Sexe, manga et astragalisme au «Off» du Festival d’Angoulême

En chantier

épisode 5/7

Il y a tout juste un mois, le 51e Festival de la Bande-dessinée d’Angoulême se terminait sans trop de bruit ni d’extase. N’ayant pu y assister pour des raisons économiques et logistiques[1][1] Avez-vous déjà essayé de louer un airbnb à Angoulême pendant les festivités?, j’ai demandé à Éléonore Scardoni de ramener quelques perles, repérées préalablement, du Future Off, le « pendant underground » de la manifestation.

Grâce à sa complicité, je vous présente ce mois-ci trois publications chinées pour vous dans ce paradis du zine. Même si j’ai essayé d’orienter mes choix vers des productions récentes, aucune d’entre elles n’est parue en 2024[2][2] Promis, je me rattraperai le mois prochain!. Autre détail plus croquignolesque, aucune n’appartient non plus au genre de la bande-dessinée traditionnelle.

(Annotations des cadres d'éléments)

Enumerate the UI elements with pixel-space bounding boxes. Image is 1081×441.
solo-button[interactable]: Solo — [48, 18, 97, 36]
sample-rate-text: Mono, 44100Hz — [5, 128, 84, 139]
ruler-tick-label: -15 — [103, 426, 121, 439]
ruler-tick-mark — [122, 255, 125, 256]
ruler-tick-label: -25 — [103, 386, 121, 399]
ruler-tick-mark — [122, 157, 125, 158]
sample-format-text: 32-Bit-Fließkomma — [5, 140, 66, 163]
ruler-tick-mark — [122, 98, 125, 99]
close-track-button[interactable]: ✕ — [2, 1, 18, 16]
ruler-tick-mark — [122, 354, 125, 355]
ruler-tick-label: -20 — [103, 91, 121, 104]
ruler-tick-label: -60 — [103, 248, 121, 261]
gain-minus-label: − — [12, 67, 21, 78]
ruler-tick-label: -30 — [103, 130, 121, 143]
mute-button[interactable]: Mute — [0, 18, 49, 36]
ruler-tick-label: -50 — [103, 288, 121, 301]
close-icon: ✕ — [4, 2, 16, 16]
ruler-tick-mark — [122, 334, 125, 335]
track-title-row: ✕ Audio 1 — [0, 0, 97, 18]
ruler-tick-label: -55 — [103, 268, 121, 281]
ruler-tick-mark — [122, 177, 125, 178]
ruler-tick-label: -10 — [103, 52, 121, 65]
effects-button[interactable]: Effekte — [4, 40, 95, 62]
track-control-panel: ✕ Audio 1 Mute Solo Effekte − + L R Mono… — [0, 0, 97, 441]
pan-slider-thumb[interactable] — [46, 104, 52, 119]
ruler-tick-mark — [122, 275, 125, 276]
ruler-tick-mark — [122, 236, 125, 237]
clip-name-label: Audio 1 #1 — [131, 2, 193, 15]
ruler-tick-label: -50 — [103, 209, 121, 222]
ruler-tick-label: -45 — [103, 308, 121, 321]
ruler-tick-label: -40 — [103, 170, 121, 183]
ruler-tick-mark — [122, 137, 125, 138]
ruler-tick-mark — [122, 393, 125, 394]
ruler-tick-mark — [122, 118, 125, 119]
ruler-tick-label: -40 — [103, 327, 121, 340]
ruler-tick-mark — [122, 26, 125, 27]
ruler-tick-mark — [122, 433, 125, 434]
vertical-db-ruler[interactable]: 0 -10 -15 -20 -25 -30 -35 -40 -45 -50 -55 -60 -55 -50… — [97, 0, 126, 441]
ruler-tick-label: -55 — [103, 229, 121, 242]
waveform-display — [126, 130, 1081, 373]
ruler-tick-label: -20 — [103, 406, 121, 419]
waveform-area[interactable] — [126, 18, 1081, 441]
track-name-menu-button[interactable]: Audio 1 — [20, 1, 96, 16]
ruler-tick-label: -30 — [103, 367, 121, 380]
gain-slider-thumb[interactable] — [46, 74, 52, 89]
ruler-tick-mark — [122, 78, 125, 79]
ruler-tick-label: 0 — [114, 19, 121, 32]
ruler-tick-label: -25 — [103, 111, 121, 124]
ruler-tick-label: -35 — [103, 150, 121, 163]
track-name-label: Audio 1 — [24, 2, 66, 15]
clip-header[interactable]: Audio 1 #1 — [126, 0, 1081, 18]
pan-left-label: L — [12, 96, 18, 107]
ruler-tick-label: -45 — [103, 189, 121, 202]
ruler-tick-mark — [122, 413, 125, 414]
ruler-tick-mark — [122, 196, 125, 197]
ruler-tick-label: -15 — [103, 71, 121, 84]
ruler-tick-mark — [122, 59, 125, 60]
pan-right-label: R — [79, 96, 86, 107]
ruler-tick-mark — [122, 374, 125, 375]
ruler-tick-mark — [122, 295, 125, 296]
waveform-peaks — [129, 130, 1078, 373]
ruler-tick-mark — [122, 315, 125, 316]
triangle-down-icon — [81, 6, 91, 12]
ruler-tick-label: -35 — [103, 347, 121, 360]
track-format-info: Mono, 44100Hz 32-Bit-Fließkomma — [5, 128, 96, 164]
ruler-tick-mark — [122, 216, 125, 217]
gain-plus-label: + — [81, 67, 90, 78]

:: Consigne ::
Continuez la chronique sur le Off du Festival d'Angoulême en reprenant juste après sa dernière phrase.

:: Réponse ::
Extrait de GOGOGO magazine #1 + l’enveloppe dans laquelle Éléonore avait mis mes achats pour me les donner. ©DR / Scan: ZLR
Extrait de Precious Liquid magazine #1 + des références secrètes aux oeuvres dont je parle plus bas. ©DR / Scan: ZLR

L’origine du dé[3][3] Florian Estève (texte) et Felix Ernoult (ill.), L’origine du dé, Montpellier, éditions Microgram, nov. 2023, 50 exemplaires, 6€

Six points noirs sur une surface blanche. C’est une couverture très simple, dans un format plutôt atypique: un A4 plié dans la longueur. On y verrait plutôt un domino qu’un dé, mais c’est pourtant de ce drôle d’objet dont il sera question entre ces pages.

De manière très prosaïque et documentée, Florian Estève y liste en effet les différents avatars qu’a connu le dé au cours de son histoire, ses usages ludiques et politiques, sa mystique. On ne sera pas surpris d’apprendre que l’auteur de ses lignes est rompu à l’exercice de vulgarisation, il gère notamment une chaîne YouTube autour de sa passion pour l’histoire des jeux de société. Par de nombreux aspects, cette publication est d’ailleurs le prolongement d’une de ses vidéos.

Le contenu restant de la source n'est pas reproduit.